» Exercise
Without the pictures, copy all the entries below exactly.

═════ Material for the task ═════

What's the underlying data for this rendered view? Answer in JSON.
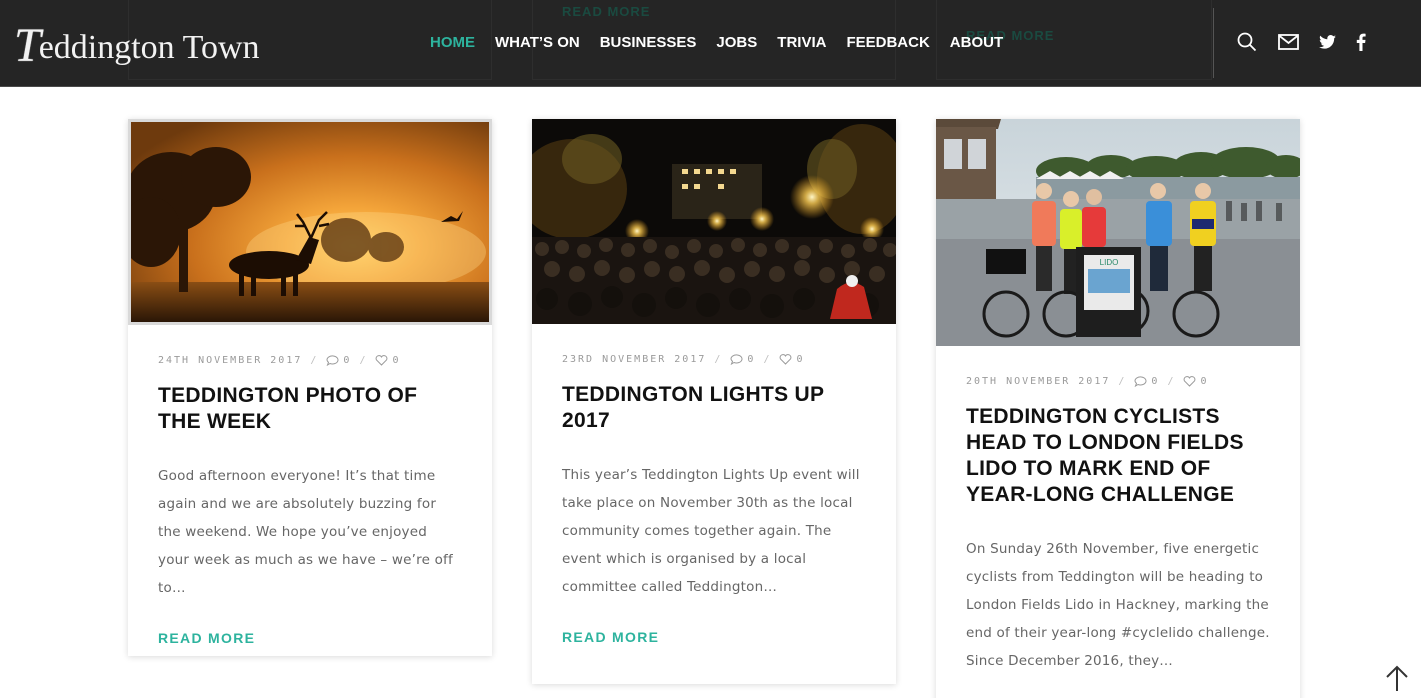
{
  "site": {
    "logo_initial": "T",
    "logo_rest": "eddington Town"
  },
  "nav": {
    "items": [
      {
        "label": "HOME",
        "active": true
      },
      {
        "label": "WHAT’S ON"
      },
      {
        "label": "BUSINESSES"
      },
      {
        "label": "JOBS"
      },
      {
        "label": "TRIVIA"
      },
      {
        "label": "FEEDBACK"
      },
      {
        "label": "ABOUT"
      }
    ]
  },
  "header_icons": [
    "search-icon",
    "mail-icon",
    "twitter-icon",
    "facebook-icon"
  ],
  "ghost_links": {
    "middle": "READ MORE",
    "right": "READ MORE"
  },
  "posts": [
    {
      "date": "24TH NOVEMBER 2017",
      "comments": "0",
      "likes": "0",
      "title": "TEDDINGTON PHOTO OF THE WEEK",
      "excerpt": "Good afternoon everyone! It’s that time again and we are absolutely buzzing for the weekend. We hope you’ve enjoyed your week as much as we have – we’re off to…",
      "read_more": "READ MORE"
    },
    {
      "date": "23RD NOVEMBER 2017",
      "comments": "0",
      "likes": "0",
      "title": "TEDDINGTON LIGHTS UP 2017",
      "excerpt": "This year’s Teddington Lights Up event will take place on November 30th as the local community comes together again. The event which is organised by a local committee called Teddington…",
      "read_more": "READ MORE"
    },
    {
      "date": "20TH NOVEMBER 2017",
      "comments": "0",
      "likes": "0",
      "title": "TEDDINGTON CYCLISTS HEAD TO LONDON FIELDS LIDO TO MARK END OF YEAR-LONG CHALLENGE",
      "excerpt": "On Sunday 26th November, five energetic cyclists from Teddington will be heading to London Fields Lido in Hackney, marking the end of their year-long #cyclelido challenge. Since December 2016, they…",
      "sign_text": "LIDO"
    }
  ],
  "colors": {
    "accent": "#2db39e",
    "header_bg": "#1e1e1e"
  }
}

═════

» Reply to the task
What's the underlying data for this rendered view? Answer in JSON.
{
  "site": {
    "logo_initial": "T",
    "logo_rest": "eddington Town"
  },
  "nav": {
    "items": [
      {
        "label": "HOME",
        "active": true
      },
      {
        "label": "WHAT’S ON"
      },
      {
        "label": "BUSINESSES"
      },
      {
        "label": "JOBS"
      },
      {
        "label": "TRIVIA"
      },
      {
        "label": "FEEDBACK"
      },
      {
        "label": "ABOUT"
      }
    ]
  },
  "header_icons": [
    "search-icon",
    "mail-icon",
    "twitter-icon",
    "facebook-icon"
  ],
  "ghost_links": {
    "middle": "READ MORE",
    "right": "READ MORE"
  },
  "posts": [
    {
      "date": "24TH NOVEMBER 2017",
      "comments": "0",
      "likes": "0",
      "title": "TEDDINGTON PHOTO OF THE WEEK",
      "excerpt": "Good afternoon everyone! It’s that time again and we are absolutely buzzing for the weekend. We hope you’ve enjoyed your week as much as we have – we’re off to…",
      "read_more": "READ MORE"
    },
    {
      "date": "23RD NOVEMBER 2017",
      "comments": "0",
      "likes": "0",
      "title": "TEDDINGTON LIGHTS UP 2017",
      "excerpt": "This year’s Teddington Lights Up event will take place on November 30th as the local community comes together again. The event which is organised by a local committee called Teddington…",
      "read_more": "READ MORE"
    },
    {
      "date": "20TH NOVEMBER 2017",
      "comments": "0",
      "likes": "0",
      "title": "TEDDINGTON CYCLISTS HEAD TO LONDON FIELDS LIDO TO MARK END OF YEAR-LONG CHALLENGE",
      "excerpt": "On Sunday 26th November, five energetic cyclists from Teddington will be heading to London Fields Lido in Hackney, marking the end of their year-long #cyclelido challenge. Since December 2016, they…",
      "sign_text": "LIDO"
    }
  ],
  "colors": {
    "accent": "#2db39e",
    "header_bg": "#1e1e1e"
  }
}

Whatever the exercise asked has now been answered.